Exercise directions:
Repeat the data word for word. Do not include the pictures.

Material for the task:

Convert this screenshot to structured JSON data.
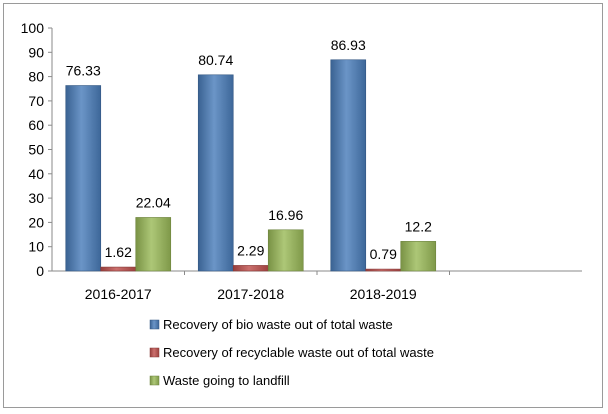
{
  "chart_data": {
    "type": "bar",
    "categories": [
      "2016-2017",
      "2017-2018",
      "2018-2019"
    ],
    "series": [
      {
        "name": "Recovery of bio waste out of total waste",
        "values": [
          76.33,
          80.74,
          86.93
        ],
        "labels": [
          "76.33",
          "80.74",
          "86.93"
        ],
        "color": "#4a7ebb"
      },
      {
        "name": "Recovery of recyclable waste out of total waste",
        "values": [
          1.62,
          2.29,
          0.79
        ],
        "labels": [
          "1.62",
          "2.29",
          "0.79"
        ],
        "color": "#c0504d"
      },
      {
        "name": "Waste going to landfill",
        "values": [
          22.04,
          16.96,
          12.2
        ],
        "labels": [
          "22.04",
          "16.96",
          "12.2"
        ],
        "color": "#9bbb59"
      }
    ],
    "ylim": [
      0,
      100
    ],
    "yticks": [
      0,
      10,
      20,
      30,
      40,
      50,
      60,
      70,
      80,
      90,
      100
    ],
    "grid": false,
    "legend_position": "bottom"
  }
}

Finished answer:
Convert this screenshot to structured JSON data.
{
  "chart_data": {
    "type": "bar",
    "categories": [
      "2016-2017",
      "2017-2018",
      "2018-2019"
    ],
    "series": [
      {
        "name": "Recovery of bio waste out of total waste",
        "values": [
          76.33,
          80.74,
          86.93
        ],
        "labels": [
          "76.33",
          "80.74",
          "86.93"
        ],
        "color": "#4a7ebb"
      },
      {
        "name": "Recovery of recyclable waste out of total waste",
        "values": [
          1.62,
          2.29,
          0.79
        ],
        "labels": [
          "1.62",
          "2.29",
          "0.79"
        ],
        "color": "#c0504d"
      },
      {
        "name": "Waste going to landfill",
        "values": [
          22.04,
          16.96,
          12.2
        ],
        "labels": [
          "22.04",
          "16.96",
          "12.2"
        ],
        "color": "#9bbb59"
      }
    ],
    "ylim": [
      0,
      100
    ],
    "yticks": [
      0,
      10,
      20,
      30,
      40,
      50,
      60,
      70,
      80,
      90,
      100
    ],
    "grid": false,
    "legend_position": "bottom"
  }
}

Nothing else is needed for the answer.